Job:
Quote all entries in full, exactly.

— BEGIN Record list —

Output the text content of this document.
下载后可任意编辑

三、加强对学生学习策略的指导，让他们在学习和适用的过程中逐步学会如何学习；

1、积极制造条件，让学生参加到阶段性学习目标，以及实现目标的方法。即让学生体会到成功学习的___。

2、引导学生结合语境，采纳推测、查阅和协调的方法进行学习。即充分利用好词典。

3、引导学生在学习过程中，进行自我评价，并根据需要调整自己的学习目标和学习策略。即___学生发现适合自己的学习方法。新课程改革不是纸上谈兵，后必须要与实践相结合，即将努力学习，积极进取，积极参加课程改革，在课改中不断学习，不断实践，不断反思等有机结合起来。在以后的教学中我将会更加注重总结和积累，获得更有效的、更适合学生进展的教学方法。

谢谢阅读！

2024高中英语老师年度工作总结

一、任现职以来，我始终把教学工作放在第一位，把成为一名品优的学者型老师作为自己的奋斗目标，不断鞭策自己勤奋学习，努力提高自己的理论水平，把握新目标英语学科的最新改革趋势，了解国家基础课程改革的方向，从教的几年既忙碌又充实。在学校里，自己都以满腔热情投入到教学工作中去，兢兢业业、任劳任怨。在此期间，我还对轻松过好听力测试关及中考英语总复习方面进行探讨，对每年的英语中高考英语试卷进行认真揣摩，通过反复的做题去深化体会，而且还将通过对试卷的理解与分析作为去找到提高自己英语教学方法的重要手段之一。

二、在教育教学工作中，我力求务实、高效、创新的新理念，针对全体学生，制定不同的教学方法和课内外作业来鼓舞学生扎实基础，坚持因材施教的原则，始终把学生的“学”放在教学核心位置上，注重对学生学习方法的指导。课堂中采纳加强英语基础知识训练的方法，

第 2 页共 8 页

— END Record list —

Solution:
Output the text content of this document.
下载后可任意编辑

三、加强对学生学习策略的指导，让他们在学习和适用的过程中逐步学会如何学习；

1、积极制造条件，让学生参加到阶段性学习目标，以及实现目标的方法。即让学生体会到成功学习的___。

2、引导学生结合语境，采纳推测、查阅和协调的方法进行学习。即充分利用好词典。

3、引导学生在学习过程中，进行自我评价，并根据需要调整自己的学习目标和学习策略。即___学生发现适合自己的学习方法。新课程改革不是纸上谈兵，后必须要与实践相结合，即将努力学习，积极进取，积极参加课程改革，在课改中不断学习，不断实践，不断反思等有机结合起来。在以后的教学中我将会更加注重总结和积累，获得更有效的、更适合学生进展的教学方法。

谢谢阅读！

2024高中英语老师年度工作总结

一、任现职以来，我始终把教学工作放在第一位，把成为一名品优的学者型老师作为自己的奋斗目标，不断鞭策自己勤奋学习，努力提高自己的理论水平，把握新目标英语学科的最新改革趋势，了解国家基础课程改革的方向，从教的几年既忙碌又充实。在学校里，自己都以满腔热情投入到教学工作中去，兢兢业业、任劳任怨。在此期间，我还对轻松过好听力测试关及中考英语总复习方面进行探讨，对每年的英语中高考英语试卷进行认真揣摩，通过反复的做题去深化体会，而且还将通过对试卷的理解与分析作为去找到提高自己英语教学方法的重要手段之一。

二、在教育教学工作中，我力求务实、高效、创新的新理念，针对全体学生，制定不同的教学方法和课内外作业来鼓舞学生扎实基础，坚持因材施教的原则，始终把学生的“学”放在教学核心位置上，注重对学生学习方法的指导。课堂中采纳加强英语基础知识训练的方法，

第 2 页共 8 页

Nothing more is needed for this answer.